__AIM OF THE EXERCISE__. Working from the entries that follow, transcribe exactly and only the lines from the one with "What data populates" through the last, pictures excluded.

─── ENTRIES PROVIDED ───

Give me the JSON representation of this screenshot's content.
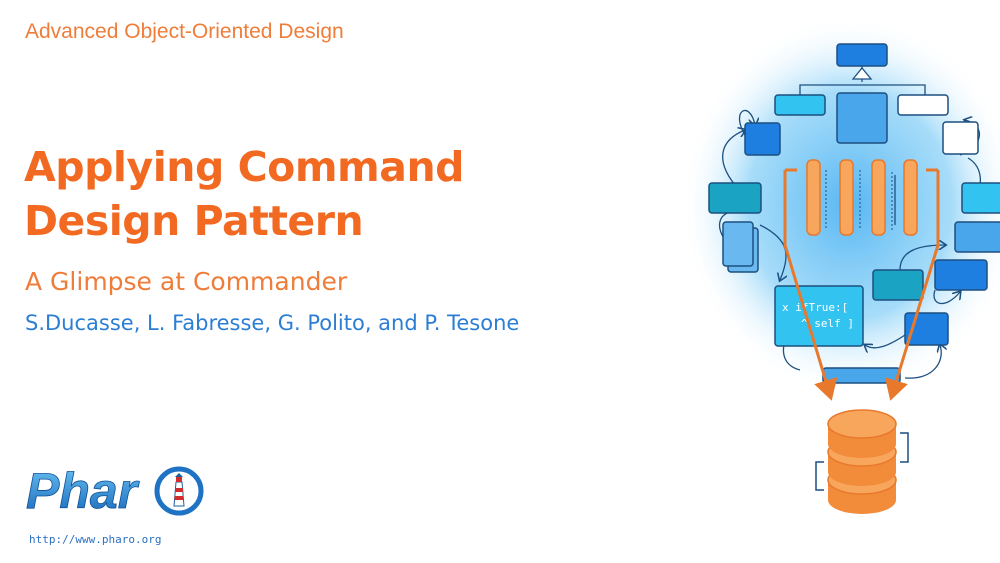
{
  "slide": {
    "course_title": "Advanced Object-Oriented Design",
    "title_line1": "Applying Command",
    "title_line2": "Design Pattern",
    "subtitle": "A Glimpse at Commander",
    "authors": "S.Ducasse, L. Fabresse, G. Polito, and P. Tesone"
  },
  "logo": {
    "text": "Phar",
    "url": "http://www.pharo.org"
  },
  "illustration": {
    "code_line1": "x ifTrue:[",
    "code_line2": "^ self ]"
  },
  "colors": {
    "orange": "#f26a22",
    "blue_text": "#2b7ed4",
    "box_blue": "#1e7fe0",
    "box_cyan": "#33c3f0",
    "box_teal": "#1aa3c3",
    "bulb_orange": "#f7a65c"
  }
}
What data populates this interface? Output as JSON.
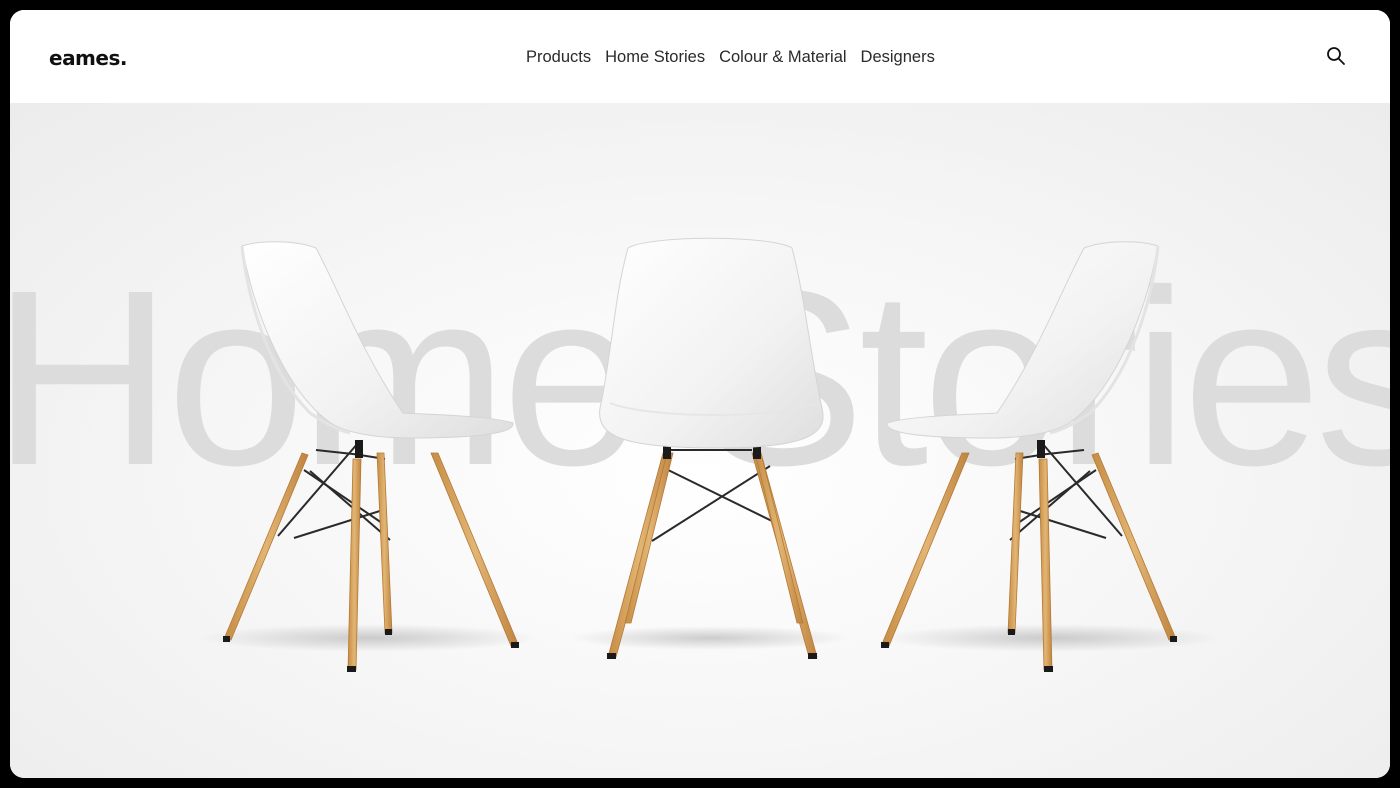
{
  "brand": {
    "logo": "eames."
  },
  "nav": {
    "items": [
      {
        "label": "Products"
      },
      {
        "label": "Home Stories"
      },
      {
        "label": "Colour & Material"
      },
      {
        "label": "Designers"
      }
    ]
  },
  "header": {
    "search_icon": "search-icon"
  },
  "hero": {
    "background_word": "Home Stories",
    "product": "Eames Plastic Side Chair DSW (white seat, maple legs)",
    "colors": {
      "shell": "#f4f4f4",
      "wood": "#d7a25a",
      "wire": "#2a2a2a",
      "text_watermark": "#dcdcdc"
    }
  }
}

───

__SOLUTION BELOW__.
What data populates this interface? Output as JSON.
{
  "brand": {
    "logo": "eames."
  },
  "nav": {
    "items": [
      {
        "label": "Products"
      },
      {
        "label": "Home Stories"
      },
      {
        "label": "Colour & Material"
      },
      {
        "label": "Designers"
      }
    ]
  },
  "header": {
    "search_icon": "search-icon"
  },
  "hero": {
    "background_word": "Home Stories",
    "product": "Eames Plastic Side Chair DSW (white seat, maple legs)",
    "colors": {
      "shell": "#f4f4f4",
      "wood": "#d7a25a",
      "wire": "#2a2a2a",
      "text_watermark": "#dcdcdc"
    }
  }
}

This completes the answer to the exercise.